Your task → Pictures do not belong in the copy; restate the records below word for word.
BEGIN Material
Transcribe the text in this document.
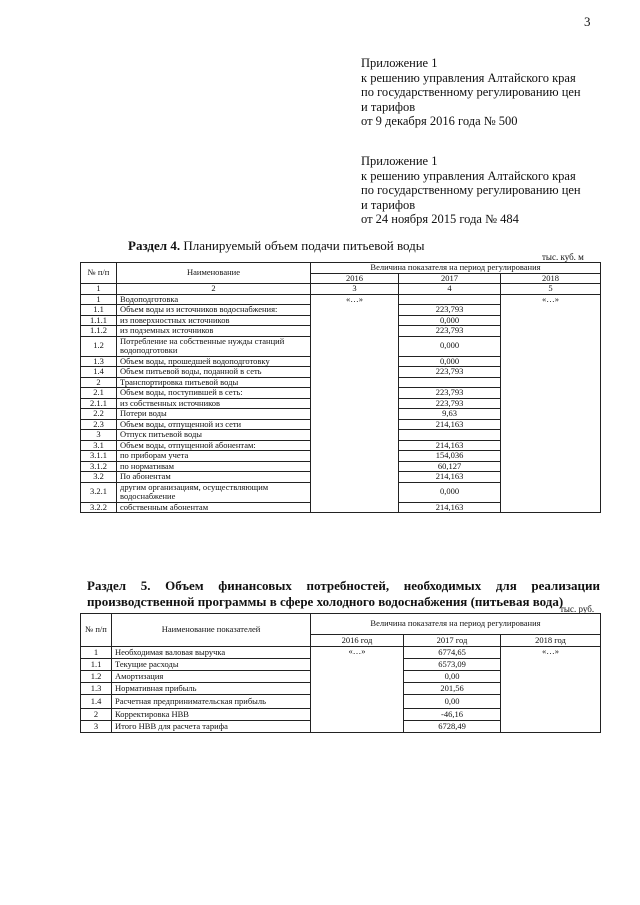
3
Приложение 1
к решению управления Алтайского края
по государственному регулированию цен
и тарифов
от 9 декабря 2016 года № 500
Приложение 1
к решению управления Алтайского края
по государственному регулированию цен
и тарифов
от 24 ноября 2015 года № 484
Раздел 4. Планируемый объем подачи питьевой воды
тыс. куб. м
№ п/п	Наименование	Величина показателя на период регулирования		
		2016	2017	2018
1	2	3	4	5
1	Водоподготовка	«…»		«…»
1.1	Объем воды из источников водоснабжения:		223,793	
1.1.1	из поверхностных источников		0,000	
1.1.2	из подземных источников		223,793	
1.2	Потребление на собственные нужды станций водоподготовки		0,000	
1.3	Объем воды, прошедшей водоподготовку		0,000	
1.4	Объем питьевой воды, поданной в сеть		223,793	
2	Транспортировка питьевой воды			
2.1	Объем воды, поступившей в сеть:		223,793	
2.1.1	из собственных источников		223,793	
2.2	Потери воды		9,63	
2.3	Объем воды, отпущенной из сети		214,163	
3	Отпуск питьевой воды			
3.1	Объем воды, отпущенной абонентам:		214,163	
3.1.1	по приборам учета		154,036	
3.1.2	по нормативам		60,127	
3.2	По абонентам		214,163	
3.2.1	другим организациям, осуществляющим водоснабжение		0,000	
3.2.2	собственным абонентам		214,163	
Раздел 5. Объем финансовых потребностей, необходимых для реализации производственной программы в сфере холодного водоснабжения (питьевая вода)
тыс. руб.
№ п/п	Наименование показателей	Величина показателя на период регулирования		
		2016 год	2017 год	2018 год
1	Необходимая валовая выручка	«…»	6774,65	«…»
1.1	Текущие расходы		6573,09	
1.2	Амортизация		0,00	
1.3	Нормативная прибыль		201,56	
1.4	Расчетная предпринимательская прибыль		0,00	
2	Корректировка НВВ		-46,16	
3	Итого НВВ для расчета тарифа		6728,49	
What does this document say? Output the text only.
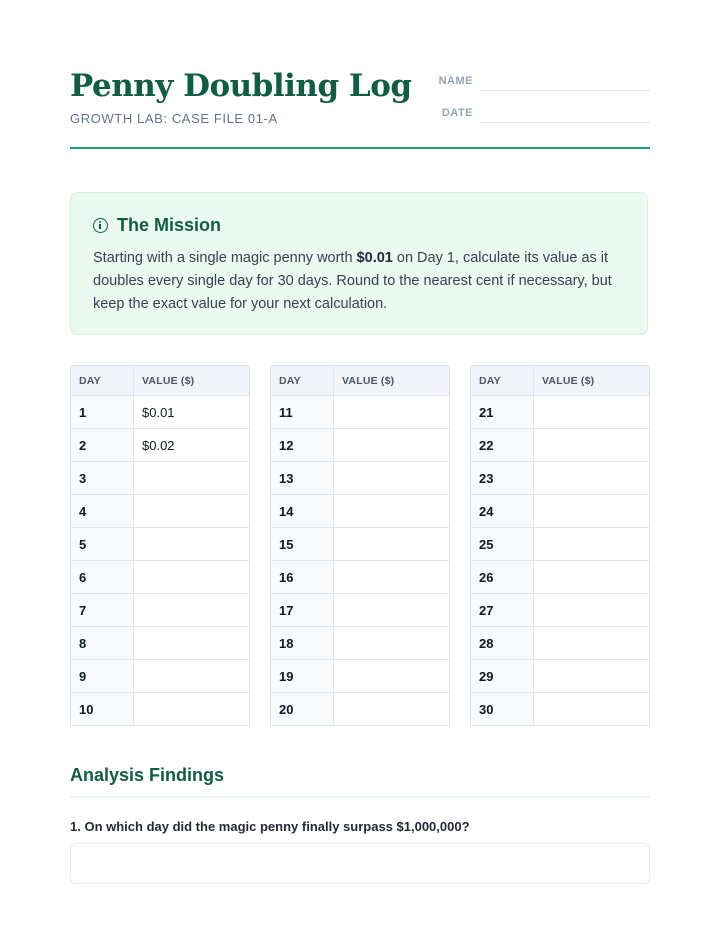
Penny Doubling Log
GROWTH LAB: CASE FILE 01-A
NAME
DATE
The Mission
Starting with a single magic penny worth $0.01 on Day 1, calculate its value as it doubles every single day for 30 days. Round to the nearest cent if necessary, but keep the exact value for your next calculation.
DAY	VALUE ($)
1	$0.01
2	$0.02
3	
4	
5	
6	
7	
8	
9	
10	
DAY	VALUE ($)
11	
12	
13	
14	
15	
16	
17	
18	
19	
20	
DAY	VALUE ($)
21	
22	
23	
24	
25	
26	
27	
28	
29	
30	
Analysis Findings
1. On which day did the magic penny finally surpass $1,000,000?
END Material
Correct result →
Transcribe the text in this document.
3
Приложение 1
к решению управления Алтайского края
по государственному регулированию цен
и тарифов
от 9 декабря 2016 года № 500
Приложение 1
к решению управления Алтайского края
по государственному регулированию цен
и тарифов
от 24 ноября 2015 года № 484
Раздел 4. Планируемый объем подачи питьевой воды
тыс. куб. м
№ п/п	Наименование	Величина показателя на период регулирования		
		2016	2017	2018
1	2	3	4	5
1	Водоподготовка	«…»		«…»
1.1	Объем воды из источников водоснабжения:		223,793	
1.1.1	из поверхностных источников		0,000	
1.1.2	из подземных источников		223,793	
1.2	Потребление на собственные нужды станций водоподготовки		0,000	
1.3	Объем воды, прошедшей водоподготовку		0,000	
1.4	Объем питьевой воды, поданной в сеть		223,793	
2	Транспортировка питьевой воды			
2.1	Объем воды, поступившей в сеть:		223,793	
2.1.1	из собственных источников		223,793	
2.2	Потери воды		9,63	
2.3	Объем воды, отпущенной из сети		214,163	
3	Отпуск питьевой воды			
3.1	Объем воды, отпущенной абонентам:		214,163	
3.1.1	по приборам учета		154,036	
3.1.2	по нормативам		60,127	
3.2	По абонентам		214,163	
3.2.1	другим организациям, осуществляющим водоснабжение		0,000	
3.2.2	собственным абонентам		214,163	
Раздел 5. Объем финансовых потребностей, необходимых для реализации производственной программы в сфере холодного водоснабжения (питьевая вода)
тыс. руб.
№ п/п	Наименование показателей	Величина показателя на период регулирования		
		2016 год	2017 год	2018 год
1	Необходимая валовая выручка	«…»	6774,65	«…»
1.1	Текущие расходы		6573,09	
1.2	Амортизация		0,00	
1.3	Нормативная прибыль		201,56	
1.4	Расчетная предпринимательская прибыль		0,00	
2	Корректировка НВВ		-46,16	
3	Итого НВВ для расчета тарифа		6728,49	
What does this document say? Output the text only.
Penny Doubling Log
GROWTH LAB: CASE FILE 01-A
NAME
DATE
The Mission
Starting with a single magic penny worth $0.01 on Day 1, calculate its value as it doubles every single day for 30 days. Round to the nearest cent if necessary, but keep the exact value for your next calculation.
DAY	VALUE ($)
1	$0.01
2	$0.02
3	
4	
5	
6	
7	
8	
9	
10	
DAY	VALUE ($)
11	
12	
13	
14	
15	
16	
17	
18	
19	
20	
DAY	VALUE ($)
21	
22	
23	
24	
25	
26	
27	
28	
29	
30	
Analysis Findings
1. On which day did the magic penny finally surpass $1,000,000?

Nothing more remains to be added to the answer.